* **TASK DATA**:
○ ○ ○ ○

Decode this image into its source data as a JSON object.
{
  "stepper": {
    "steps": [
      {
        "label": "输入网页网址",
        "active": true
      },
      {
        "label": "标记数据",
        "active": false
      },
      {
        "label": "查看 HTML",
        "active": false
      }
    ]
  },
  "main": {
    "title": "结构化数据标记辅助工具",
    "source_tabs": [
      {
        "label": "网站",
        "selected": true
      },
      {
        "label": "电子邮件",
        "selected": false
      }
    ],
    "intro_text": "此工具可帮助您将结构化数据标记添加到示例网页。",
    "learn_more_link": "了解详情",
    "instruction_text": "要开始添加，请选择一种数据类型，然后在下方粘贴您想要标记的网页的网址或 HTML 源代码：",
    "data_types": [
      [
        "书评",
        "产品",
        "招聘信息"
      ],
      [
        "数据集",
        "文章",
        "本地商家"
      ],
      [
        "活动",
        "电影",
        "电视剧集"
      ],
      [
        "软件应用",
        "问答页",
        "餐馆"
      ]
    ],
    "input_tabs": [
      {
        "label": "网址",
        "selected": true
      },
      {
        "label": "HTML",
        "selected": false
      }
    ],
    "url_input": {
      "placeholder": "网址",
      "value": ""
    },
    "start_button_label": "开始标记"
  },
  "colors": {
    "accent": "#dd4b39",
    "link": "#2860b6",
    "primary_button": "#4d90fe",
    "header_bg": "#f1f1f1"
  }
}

○ ○ ○ ○

* **TASK TO COMPLETE**: Repeat the records above exactly.

* **WRITTEN REPLY**:
Decode this image into its source data as a JSON object.
{
  "stepper": {
    "steps": [
      {
        "label": "输入网页网址",
        "active": true
      },
      {
        "label": "标记数据",
        "active": false
      },
      {
        "label": "查看 HTML",
        "active": false
      }
    ]
  },
  "main": {
    "title": "结构化数据标记辅助工具",
    "source_tabs": [
      {
        "label": "网站",
        "selected": true
      },
      {
        "label": "电子邮件",
        "selected": false
      }
    ],
    "intro_text": "此工具可帮助您将结构化数据标记添加到示例网页。",
    "learn_more_link": "了解详情",
    "instruction_text": "要开始添加，请选择一种数据类型，然后在下方粘贴您想要标记的网页的网址或 HTML 源代码：",
    "data_types": [
      [
        "书评",
        "产品",
        "招聘信息"
      ],
      [
        "数据集",
        "文章",
        "本地商家"
      ],
      [
        "活动",
        "电影",
        "电视剧集"
      ],
      [
        "软件应用",
        "问答页",
        "餐馆"
      ]
    ],
    "input_tabs": [
      {
        "label": "网址",
        "selected": true
      },
      {
        "label": "HTML",
        "selected": false
      }
    ],
    "url_input": {
      "placeholder": "网址",
      "value": ""
    },
    "start_button_label": "开始标记"
  },
  "colors": {
    "accent": "#dd4b39",
    "link": "#2860b6",
    "primary_button": "#4d90fe",
    "header_bg": "#f1f1f1"
  }
}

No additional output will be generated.